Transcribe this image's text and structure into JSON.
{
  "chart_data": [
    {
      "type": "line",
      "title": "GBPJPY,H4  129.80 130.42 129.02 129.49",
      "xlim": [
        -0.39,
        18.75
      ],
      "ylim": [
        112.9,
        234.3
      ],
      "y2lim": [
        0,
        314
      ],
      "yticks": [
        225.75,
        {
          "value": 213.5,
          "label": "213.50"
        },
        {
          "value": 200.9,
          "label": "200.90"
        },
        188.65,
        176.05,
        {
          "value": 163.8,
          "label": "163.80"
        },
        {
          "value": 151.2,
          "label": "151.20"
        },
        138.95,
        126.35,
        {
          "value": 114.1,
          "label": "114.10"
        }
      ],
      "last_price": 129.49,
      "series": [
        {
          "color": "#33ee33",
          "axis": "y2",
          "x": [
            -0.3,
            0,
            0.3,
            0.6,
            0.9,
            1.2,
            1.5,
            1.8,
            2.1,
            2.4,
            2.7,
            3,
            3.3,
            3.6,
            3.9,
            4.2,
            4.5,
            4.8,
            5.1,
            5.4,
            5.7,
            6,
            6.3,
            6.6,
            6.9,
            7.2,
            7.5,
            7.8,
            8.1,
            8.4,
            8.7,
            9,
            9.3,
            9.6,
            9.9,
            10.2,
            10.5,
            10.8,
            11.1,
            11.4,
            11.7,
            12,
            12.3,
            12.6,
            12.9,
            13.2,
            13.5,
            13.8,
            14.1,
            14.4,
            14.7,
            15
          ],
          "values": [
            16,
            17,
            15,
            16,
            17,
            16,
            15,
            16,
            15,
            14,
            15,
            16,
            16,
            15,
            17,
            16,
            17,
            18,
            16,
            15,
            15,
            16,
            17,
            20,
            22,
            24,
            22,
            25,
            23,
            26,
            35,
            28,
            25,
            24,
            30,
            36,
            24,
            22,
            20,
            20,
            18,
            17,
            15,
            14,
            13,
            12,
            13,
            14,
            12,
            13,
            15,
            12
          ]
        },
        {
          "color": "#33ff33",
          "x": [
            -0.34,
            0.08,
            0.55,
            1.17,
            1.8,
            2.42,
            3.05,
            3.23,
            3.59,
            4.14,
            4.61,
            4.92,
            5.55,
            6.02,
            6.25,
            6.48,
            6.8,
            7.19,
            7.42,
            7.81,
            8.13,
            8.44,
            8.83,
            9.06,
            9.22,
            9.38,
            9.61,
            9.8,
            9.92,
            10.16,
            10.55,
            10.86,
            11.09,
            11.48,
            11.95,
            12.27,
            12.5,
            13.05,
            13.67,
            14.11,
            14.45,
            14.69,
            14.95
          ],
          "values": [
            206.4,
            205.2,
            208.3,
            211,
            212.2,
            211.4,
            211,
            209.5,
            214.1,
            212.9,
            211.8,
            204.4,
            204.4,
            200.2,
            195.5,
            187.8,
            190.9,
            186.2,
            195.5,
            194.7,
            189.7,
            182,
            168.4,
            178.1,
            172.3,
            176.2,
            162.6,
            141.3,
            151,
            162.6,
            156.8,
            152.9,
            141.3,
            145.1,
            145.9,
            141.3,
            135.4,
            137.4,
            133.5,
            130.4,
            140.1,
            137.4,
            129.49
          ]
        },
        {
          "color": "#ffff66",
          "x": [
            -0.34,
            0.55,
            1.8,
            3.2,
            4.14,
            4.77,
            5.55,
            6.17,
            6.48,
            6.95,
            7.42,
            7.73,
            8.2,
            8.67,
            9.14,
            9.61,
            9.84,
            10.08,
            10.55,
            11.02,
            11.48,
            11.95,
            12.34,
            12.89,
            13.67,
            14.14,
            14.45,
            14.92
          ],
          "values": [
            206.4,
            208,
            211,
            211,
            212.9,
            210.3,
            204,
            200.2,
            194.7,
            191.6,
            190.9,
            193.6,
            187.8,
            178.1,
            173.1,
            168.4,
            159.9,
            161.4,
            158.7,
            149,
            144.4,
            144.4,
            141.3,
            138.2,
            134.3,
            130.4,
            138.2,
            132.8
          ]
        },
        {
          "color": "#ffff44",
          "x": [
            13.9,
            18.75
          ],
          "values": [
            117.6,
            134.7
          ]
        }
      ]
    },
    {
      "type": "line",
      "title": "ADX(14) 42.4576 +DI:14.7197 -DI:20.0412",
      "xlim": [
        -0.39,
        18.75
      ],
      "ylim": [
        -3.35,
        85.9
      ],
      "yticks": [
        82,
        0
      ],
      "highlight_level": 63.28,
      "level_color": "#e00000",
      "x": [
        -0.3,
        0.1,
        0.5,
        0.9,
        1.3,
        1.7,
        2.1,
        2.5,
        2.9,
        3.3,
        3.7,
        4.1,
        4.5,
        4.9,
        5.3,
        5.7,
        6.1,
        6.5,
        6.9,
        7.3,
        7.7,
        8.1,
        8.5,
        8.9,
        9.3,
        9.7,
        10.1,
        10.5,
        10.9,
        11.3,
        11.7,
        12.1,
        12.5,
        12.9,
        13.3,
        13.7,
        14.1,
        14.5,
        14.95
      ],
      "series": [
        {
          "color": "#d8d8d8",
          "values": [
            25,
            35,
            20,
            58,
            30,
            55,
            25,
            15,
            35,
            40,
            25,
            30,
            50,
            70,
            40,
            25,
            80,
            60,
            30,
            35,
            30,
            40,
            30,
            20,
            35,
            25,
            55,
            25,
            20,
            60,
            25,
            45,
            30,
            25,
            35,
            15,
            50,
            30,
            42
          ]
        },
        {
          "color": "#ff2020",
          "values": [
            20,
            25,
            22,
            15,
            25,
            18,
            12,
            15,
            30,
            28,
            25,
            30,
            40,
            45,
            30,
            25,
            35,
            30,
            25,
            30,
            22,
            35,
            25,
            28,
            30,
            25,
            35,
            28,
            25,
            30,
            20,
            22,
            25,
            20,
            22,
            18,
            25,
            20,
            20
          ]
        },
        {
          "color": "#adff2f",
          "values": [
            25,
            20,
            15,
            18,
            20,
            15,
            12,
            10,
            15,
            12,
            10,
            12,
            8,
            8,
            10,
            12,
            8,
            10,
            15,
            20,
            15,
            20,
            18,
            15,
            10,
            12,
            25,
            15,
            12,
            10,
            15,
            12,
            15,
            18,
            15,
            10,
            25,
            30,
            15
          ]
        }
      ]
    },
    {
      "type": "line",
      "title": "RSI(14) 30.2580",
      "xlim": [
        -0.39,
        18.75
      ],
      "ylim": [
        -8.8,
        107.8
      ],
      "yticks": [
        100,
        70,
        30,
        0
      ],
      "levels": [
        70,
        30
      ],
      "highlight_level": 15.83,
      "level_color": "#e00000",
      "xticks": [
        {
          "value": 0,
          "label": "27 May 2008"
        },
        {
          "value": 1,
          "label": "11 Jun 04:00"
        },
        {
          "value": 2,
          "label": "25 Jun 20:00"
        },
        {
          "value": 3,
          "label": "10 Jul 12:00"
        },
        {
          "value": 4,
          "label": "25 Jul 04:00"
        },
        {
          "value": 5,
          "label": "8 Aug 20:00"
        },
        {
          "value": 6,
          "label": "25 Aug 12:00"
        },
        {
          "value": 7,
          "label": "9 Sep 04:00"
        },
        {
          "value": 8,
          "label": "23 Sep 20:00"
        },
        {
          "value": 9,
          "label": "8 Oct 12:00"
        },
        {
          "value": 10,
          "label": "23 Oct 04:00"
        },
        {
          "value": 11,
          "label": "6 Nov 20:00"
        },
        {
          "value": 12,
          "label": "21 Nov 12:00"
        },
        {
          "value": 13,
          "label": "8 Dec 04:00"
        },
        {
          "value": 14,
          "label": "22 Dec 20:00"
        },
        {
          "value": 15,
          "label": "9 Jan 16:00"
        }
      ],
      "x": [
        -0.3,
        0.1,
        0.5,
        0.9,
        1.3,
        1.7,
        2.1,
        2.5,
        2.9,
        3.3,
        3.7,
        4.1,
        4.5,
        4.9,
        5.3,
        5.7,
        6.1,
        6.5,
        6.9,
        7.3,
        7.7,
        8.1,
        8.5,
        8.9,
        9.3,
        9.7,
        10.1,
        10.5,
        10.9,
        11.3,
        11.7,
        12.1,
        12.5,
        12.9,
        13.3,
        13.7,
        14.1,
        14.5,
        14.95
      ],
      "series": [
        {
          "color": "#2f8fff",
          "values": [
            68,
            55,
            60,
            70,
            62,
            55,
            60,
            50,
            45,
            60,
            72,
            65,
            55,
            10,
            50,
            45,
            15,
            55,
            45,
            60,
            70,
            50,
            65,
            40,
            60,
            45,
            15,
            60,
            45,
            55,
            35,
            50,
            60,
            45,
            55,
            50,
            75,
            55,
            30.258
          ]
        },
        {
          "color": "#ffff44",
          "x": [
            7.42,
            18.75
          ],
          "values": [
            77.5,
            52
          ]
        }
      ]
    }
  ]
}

→ What is asked:
Go through the listing above and locate each line that holds the word "title". Copy those lines.

→ Solution:
      "title": "GBPJPY,H4  129.80 130.42 129.02 129.49",
      "title": "ADX(14) 42.4576 +DI:14.7197 -DI:20.0412",
      "title": "RSI(14) 30.2580",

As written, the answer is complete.